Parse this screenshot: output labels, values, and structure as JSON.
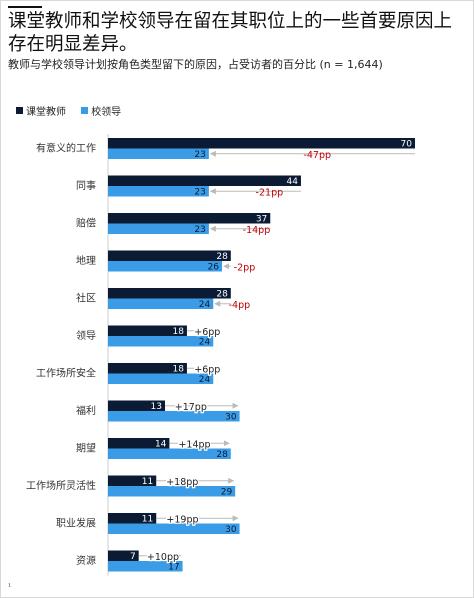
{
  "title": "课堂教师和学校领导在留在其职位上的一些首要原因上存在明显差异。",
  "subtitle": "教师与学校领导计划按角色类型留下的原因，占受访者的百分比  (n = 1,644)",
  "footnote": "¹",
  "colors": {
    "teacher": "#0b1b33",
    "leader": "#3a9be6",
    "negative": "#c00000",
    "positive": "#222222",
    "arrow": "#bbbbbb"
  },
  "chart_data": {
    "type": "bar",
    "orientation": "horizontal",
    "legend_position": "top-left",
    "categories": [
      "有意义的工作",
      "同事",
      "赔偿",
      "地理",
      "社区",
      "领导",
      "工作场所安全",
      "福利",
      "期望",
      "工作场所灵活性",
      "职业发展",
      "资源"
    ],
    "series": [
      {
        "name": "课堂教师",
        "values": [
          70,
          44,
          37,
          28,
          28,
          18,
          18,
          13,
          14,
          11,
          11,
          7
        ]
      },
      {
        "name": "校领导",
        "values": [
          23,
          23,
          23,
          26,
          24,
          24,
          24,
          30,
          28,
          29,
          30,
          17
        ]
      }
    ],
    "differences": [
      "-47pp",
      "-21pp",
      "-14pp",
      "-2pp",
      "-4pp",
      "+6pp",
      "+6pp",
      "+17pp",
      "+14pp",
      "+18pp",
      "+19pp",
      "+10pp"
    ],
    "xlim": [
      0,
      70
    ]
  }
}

##############################

• _AIM OF THE EXERCISE_
Transcribe the preceding listing in its entirety and with exact wording, leaving out pictures.

• _TASK RESPONSE_
Parse this screenshot: output labels, values, and structure as JSON.
{
  "title": "课堂教师和学校领导在留在其职位上的一些首要原因上存在明显差异。",
  "subtitle": "教师与学校领导计划按角色类型留下的原因，占受访者的百分比  (n = 1,644)",
  "footnote": "¹",
  "colors": {
    "teacher": "#0b1b33",
    "leader": "#3a9be6",
    "negative": "#c00000",
    "positive": "#222222",
    "arrow": "#bbbbbb"
  },
  "chart_data": {
    "type": "bar",
    "orientation": "horizontal",
    "legend_position": "top-left",
    "categories": [
      "有意义的工作",
      "同事",
      "赔偿",
      "地理",
      "社区",
      "领导",
      "工作场所安全",
      "福利",
      "期望",
      "工作场所灵活性",
      "职业发展",
      "资源"
    ],
    "series": [
      {
        "name": "课堂教师",
        "values": [
          70,
          44,
          37,
          28,
          28,
          18,
          18,
          13,
          14,
          11,
          11,
          7
        ]
      },
      {
        "name": "校领导",
        "values": [
          23,
          23,
          23,
          26,
          24,
          24,
          24,
          30,
          28,
          29,
          30,
          17
        ]
      }
    ],
    "differences": [
      "-47pp",
      "-21pp",
      "-14pp",
      "-2pp",
      "-4pp",
      "+6pp",
      "+6pp",
      "+17pp",
      "+14pp",
      "+18pp",
      "+19pp",
      "+10pp"
    ],
    "xlim": [
      0,
      70
    ]
  }
}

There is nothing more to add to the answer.